GIVEN PROBLEM: Output the lines that follow exactly as they are.

Figure content listings:

---+---

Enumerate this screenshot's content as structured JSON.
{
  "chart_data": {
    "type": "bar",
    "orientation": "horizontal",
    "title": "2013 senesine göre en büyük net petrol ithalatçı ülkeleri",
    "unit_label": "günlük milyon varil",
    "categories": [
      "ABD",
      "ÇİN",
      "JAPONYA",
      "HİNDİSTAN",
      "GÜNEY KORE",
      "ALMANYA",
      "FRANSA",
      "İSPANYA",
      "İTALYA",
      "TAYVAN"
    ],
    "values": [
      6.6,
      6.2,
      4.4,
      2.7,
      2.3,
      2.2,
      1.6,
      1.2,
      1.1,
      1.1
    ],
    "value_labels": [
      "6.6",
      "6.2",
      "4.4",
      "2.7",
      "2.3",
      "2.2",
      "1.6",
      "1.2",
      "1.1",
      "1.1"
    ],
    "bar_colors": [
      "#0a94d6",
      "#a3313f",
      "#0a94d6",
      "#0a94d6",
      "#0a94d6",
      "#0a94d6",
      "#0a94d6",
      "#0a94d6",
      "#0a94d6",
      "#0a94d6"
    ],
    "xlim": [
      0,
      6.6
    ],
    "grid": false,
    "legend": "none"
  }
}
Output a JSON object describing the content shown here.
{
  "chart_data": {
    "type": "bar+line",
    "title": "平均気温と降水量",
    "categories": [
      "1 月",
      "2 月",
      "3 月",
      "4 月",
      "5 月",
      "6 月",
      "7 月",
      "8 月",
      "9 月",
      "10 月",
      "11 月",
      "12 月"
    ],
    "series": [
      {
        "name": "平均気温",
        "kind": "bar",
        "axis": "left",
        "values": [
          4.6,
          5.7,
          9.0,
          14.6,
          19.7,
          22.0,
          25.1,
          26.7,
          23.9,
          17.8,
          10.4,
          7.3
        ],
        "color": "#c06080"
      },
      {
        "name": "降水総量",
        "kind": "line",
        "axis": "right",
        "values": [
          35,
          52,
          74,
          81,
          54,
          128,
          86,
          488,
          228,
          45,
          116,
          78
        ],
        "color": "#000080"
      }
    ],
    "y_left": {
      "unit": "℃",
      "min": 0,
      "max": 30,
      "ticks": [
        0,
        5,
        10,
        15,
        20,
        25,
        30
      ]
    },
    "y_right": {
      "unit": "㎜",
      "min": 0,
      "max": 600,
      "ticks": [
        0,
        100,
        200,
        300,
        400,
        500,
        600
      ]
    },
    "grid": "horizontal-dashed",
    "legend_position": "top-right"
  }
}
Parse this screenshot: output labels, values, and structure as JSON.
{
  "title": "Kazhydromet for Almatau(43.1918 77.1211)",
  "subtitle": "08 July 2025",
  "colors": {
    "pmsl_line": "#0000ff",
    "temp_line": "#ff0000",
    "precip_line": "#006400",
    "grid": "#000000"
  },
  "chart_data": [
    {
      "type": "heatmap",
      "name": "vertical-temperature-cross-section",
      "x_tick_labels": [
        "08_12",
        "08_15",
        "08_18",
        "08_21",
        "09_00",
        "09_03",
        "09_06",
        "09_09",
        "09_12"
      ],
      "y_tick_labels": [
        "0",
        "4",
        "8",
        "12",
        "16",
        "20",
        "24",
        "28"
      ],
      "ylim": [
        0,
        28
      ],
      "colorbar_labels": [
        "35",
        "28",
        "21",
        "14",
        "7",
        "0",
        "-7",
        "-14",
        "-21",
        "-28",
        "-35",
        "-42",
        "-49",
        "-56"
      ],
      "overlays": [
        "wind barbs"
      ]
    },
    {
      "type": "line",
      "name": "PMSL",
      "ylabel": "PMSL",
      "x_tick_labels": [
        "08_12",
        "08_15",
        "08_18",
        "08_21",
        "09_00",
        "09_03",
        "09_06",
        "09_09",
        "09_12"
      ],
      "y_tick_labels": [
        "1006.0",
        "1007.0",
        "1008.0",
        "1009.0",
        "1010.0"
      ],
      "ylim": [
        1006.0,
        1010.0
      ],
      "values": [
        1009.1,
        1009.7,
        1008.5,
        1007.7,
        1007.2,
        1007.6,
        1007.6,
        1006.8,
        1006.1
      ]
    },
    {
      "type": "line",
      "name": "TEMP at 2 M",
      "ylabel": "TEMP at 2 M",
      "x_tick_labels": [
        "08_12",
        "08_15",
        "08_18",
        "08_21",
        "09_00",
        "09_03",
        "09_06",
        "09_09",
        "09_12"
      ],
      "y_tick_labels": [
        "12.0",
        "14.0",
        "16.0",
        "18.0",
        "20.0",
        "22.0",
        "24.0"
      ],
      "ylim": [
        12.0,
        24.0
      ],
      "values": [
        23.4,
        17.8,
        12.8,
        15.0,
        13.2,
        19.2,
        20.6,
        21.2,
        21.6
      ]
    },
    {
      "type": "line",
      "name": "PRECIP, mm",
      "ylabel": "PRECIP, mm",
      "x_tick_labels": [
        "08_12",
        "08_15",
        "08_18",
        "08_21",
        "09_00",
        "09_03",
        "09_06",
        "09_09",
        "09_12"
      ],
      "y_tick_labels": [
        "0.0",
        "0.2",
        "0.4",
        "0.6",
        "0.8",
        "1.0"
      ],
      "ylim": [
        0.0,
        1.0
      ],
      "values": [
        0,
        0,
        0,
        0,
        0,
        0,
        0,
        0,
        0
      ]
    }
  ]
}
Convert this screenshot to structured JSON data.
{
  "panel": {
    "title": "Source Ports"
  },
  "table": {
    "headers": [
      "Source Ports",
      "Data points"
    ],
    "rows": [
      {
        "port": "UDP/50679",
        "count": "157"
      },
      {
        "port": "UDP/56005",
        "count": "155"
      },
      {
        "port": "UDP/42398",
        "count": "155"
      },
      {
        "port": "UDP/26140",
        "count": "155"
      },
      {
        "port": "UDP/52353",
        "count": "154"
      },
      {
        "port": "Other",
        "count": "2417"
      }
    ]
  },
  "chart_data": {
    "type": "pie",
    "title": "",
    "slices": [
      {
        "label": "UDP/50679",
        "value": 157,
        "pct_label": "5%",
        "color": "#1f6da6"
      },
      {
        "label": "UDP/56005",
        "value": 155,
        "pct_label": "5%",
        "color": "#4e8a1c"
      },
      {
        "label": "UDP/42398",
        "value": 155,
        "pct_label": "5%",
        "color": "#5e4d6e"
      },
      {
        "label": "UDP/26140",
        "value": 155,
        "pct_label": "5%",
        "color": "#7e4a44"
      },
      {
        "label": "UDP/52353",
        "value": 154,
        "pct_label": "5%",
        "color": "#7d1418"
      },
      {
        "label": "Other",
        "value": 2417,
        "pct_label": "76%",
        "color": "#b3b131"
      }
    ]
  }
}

---+---

EXPECTED OUTPUT:
Enumerate this screenshot's content as structured JSON.
{
  "chart_data": {
    "type": "bar",
    "orientation": "horizontal",
    "title": "2013 senesine göre en büyük net petrol ithalatçı ülkeleri",
    "unit_label": "günlük milyon varil",
    "categories": [
      "ABD",
      "ÇİN",
      "JAPONYA",
      "HİNDİSTAN",
      "GÜNEY KORE",
      "ALMANYA",
      "FRANSA",
      "İSPANYA",
      "İTALYA",
      "TAYVAN"
    ],
    "values": [
      6.6,
      6.2,
      4.4,
      2.7,
      2.3,
      2.2,
      1.6,
      1.2,
      1.1,
      1.1
    ],
    "value_labels": [
      "6.6",
      "6.2",
      "4.4",
      "2.7",
      "2.3",
      "2.2",
      "1.6",
      "1.2",
      "1.1",
      "1.1"
    ],
    "bar_colors": [
      "#0a94d6",
      "#a3313f",
      "#0a94d6",
      "#0a94d6",
      "#0a94d6",
      "#0a94d6",
      "#0a94d6",
      "#0a94d6",
      "#0a94d6",
      "#0a94d6"
    ],
    "xlim": [
      0,
      6.6
    ],
    "grid": false,
    "legend": "none"
  }
}
Output a JSON object describing the content shown here.
{
  "chart_data": {
    "type": "bar+line",
    "title": "平均気温と降水量",
    "categories": [
      "1 月",
      "2 月",
      "3 月",
      "4 月",
      "5 月",
      "6 月",
      "7 月",
      "8 月",
      "9 月",
      "10 月",
      "11 月",
      "12 月"
    ],
    "series": [
      {
        "name": "平均気温",
        "kind": "bar",
        "axis": "left",
        "values": [
          4.6,
          5.7,
          9.0,
          14.6,
          19.7,
          22.0,
          25.1,
          26.7,
          23.9,
          17.8,
          10.4,
          7.3
        ],
        "color": "#c06080"
      },
      {
        "name": "降水総量",
        "kind": "line",
        "axis": "right",
        "values": [
          35,
          52,
          74,
          81,
          54,
          128,
          86,
          488,
          228,
          45,
          116,
          78
        ],
        "color": "#000080"
      }
    ],
    "y_left": {
      "unit": "℃",
      "min": 0,
      "max": 30,
      "ticks": [
        0,
        5,
        10,
        15,
        20,
        25,
        30
      ]
    },
    "y_right": {
      "unit": "㎜",
      "min": 0,
      "max": 600,
      "ticks": [
        0,
        100,
        200,
        300,
        400,
        500,
        600
      ]
    },
    "grid": "horizontal-dashed",
    "legend_position": "top-right"
  }
}
Parse this screenshot: output labels, values, and structure as JSON.
{
  "title": "Kazhydromet for Almatau(43.1918 77.1211)",
  "subtitle": "08 July 2025",
  "colors": {
    "pmsl_line": "#0000ff",
    "temp_line": "#ff0000",
    "precip_line": "#006400",
    "grid": "#000000"
  },
  "chart_data": [
    {
      "type": "heatmap",
      "name": "vertical-temperature-cross-section",
      "x_tick_labels": [
        "08_12",
        "08_15",
        "08_18",
        "08_21",
        "09_00",
        "09_03",
        "09_06",
        "09_09",
        "09_12"
      ],
      "y_tick_labels": [
        "0",
        "4",
        "8",
        "12",
        "16",
        "20",
        "24",
        "28"
      ],
      "ylim": [
        0,
        28
      ],
      "colorbar_labels": [
        "35",
        "28",
        "21",
        "14",
        "7",
        "0",
        "-7",
        "-14",
        "-21",
        "-28",
        "-35",
        "-42",
        "-49",
        "-56"
      ],
      "overlays": [
        "wind barbs"
      ]
    },
    {
      "type": "line",
      "name": "PMSL",
      "ylabel": "PMSL",
      "x_tick_labels": [
        "08_12",
        "08_15",
        "08_18",
        "08_21",
        "09_00",
        "09_03",
        "09_06",
        "09_09",
        "09_12"
      ],
      "y_tick_labels": [
        "1006.0",
        "1007.0",
        "1008.0",
        "1009.0",
        "1010.0"
      ],
      "ylim": [
        1006.0,
        1010.0
      ],
      "values": [
        1009.1,
        1009.7,
        1008.5,
        1007.7,
        1007.2,
        1007.6,
        1007.6,
        1006.8,
        1006.1
      ]
    },
    {
      "type": "line",
      "name": "TEMP at 2 M",
      "ylabel": "TEMP at 2 M",
      "x_tick_labels": [
        "08_12",
        "08_15",
        "08_18",
        "08_21",
        "09_00",
        "09_03",
        "09_06",
        "09_09",
        "09_12"
      ],
      "y_tick_labels": [
        "12.0",
        "14.0",
        "16.0",
        "18.0",
        "20.0",
        "22.0",
        "24.0"
      ],
      "ylim": [
        12.0,
        24.0
      ],
      "values": [
        23.4,
        17.8,
        12.8,
        15.0,
        13.2,
        19.2,
        20.6,
        21.2,
        21.6
      ]
    },
    {
      "type": "line",
      "name": "PRECIP, mm",
      "ylabel": "PRECIP, mm",
      "x_tick_labels": [
        "08_12",
        "08_15",
        "08_18",
        "08_21",
        "09_00",
        "09_03",
        "09_06",
        "09_09",
        "09_12"
      ],
      "y_tick_labels": [
        "0.0",
        "0.2",
        "0.4",
        "0.6",
        "0.8",
        "1.0"
      ],
      "ylim": [
        0.0,
        1.0
      ],
      "values": [
        0,
        0,
        0,
        0,
        0,
        0,
        0,
        0,
        0
      ]
    }
  ]
}
Convert this screenshot to structured JSON data.
{
  "panel": {
    "title": "Source Ports"
  },
  "table": {
    "headers": [
      "Source Ports",
      "Data points"
    ],
    "rows": [
      {
        "port": "UDP/50679",
        "count": "157"
      },
      {
        "port": "UDP/56005",
        "count": "155"
      },
      {
        "port": "UDP/42398",
        "count": "155"
      },
      {
        "port": "UDP/26140",
        "count": "155"
      },
      {
        "port": "UDP/52353",
        "count": "154"
      },
      {
        "port": "Other",
        "count": "2417"
      }
    ]
  },
  "chart_data": {
    "type": "pie",
    "title": "",
    "slices": [
      {
        "label": "UDP/50679",
        "value": 157,
        "pct_label": "5%",
        "color": "#1f6da6"
      },
      {
        "label": "UDP/56005",
        "value": 155,
        "pct_label": "5%",
        "color": "#4e8a1c"
      },
      {
        "label": "UDP/42398",
        "value": 155,
        "pct_label": "5%",
        "color": "#5e4d6e"
      },
      {
        "label": "UDP/26140",
        "value": 155,
        "pct_label": "5%",
        "color": "#7e4a44"
      },
      {
        "label": "UDP/52353",
        "value": 154,
        "pct_label": "5%",
        "color": "#7d1418"
      },
      {
        "label": "Other",
        "value": 2417,
        "pct_label": "76%",
        "color": "#b3b131"
      }
    ]
  }
}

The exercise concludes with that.